→ THE REQUEST: Please write out the material that follows, exactly as it stands.

→ RECORDS TO PROCESS:

--------------------------------------------------

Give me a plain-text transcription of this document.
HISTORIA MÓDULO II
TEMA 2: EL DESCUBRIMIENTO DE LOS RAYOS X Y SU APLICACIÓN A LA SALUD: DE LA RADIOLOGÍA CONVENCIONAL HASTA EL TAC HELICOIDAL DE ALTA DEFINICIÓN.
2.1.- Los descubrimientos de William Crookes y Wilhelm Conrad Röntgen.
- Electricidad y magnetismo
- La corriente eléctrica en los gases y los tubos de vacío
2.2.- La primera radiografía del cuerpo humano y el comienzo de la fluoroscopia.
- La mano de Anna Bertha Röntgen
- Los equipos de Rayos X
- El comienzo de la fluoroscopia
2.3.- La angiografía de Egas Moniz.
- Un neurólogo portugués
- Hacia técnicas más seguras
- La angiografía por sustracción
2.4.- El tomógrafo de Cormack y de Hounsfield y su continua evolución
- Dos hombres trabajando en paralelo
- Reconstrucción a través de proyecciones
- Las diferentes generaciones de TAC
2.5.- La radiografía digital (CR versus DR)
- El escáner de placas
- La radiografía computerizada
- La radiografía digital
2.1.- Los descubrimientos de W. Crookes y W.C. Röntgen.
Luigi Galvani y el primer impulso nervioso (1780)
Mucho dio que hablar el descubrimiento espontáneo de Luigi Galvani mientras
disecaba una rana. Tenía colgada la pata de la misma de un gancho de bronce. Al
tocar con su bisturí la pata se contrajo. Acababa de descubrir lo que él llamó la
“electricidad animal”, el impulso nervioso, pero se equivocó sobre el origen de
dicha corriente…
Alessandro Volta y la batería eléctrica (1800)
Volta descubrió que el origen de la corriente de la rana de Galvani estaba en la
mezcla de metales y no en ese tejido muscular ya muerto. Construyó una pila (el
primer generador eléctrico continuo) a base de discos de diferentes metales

--------------------------------------------------

→ OUTPUT:
Give me a plain-text transcription of this document.
HISTORIA MÓDULO II
TEMA 2: EL DESCUBRIMIENTO DE LOS RAYOS X Y SU APLICACIÓN A LA SALUD: DE LA RADIOLOGÍA CONVENCIONAL HASTA EL TAC HELICOIDAL DE ALTA DEFINICIÓN.
2.1.- Los descubrimientos de William Crookes y Wilhelm Conrad Röntgen.
- Electricidad y magnetismo
- La corriente eléctrica en los gases y los tubos de vacío
2.2.- La primera radiografía del cuerpo humano y el comienzo de la fluoroscopia.
- La mano de Anna Bertha Röntgen
- Los equipos de Rayos X
- El comienzo de la fluoroscopia
2.3.- La angiografía de Egas Moniz.
- Un neurólogo portugués
- Hacia técnicas más seguras
- La angiografía por sustracción
2.4.- El tomógrafo de Cormack y de Hounsfield y su continua evolución
- Dos hombres trabajando en paralelo
- Reconstrucción a través de proyecciones
- Las diferentes generaciones de TAC
2.5.- La radiografía digital (CR versus DR)
- El escáner de placas
- La radiografía computerizada
- La radiografía digital
2.1.- Los descubrimientos de W. Crookes y W.C. Röntgen.
Luigi Galvani y el primer impulso nervioso (1780)
Mucho dio que hablar el descubrimiento espontáneo de Luigi Galvani mientras
disecaba una rana. Tenía colgada la pata de la misma de un gancho de bronce. Al
tocar con su bisturí la pata se contrajo. Acababa de descubrir lo que él llamó la
“electricidad animal”, el impulso nervioso, pero se equivocó sobre el origen de
dicha corriente…
Alessandro Volta y la batería eléctrica (1800)
Volta descubrió que el origen de la corriente de la rana de Galvani estaba en la
mezcla de metales y no en ese tejido muscular ya muerto. Construyó una pila (el
primer generador eléctrico continuo) a base de discos de diferentes metales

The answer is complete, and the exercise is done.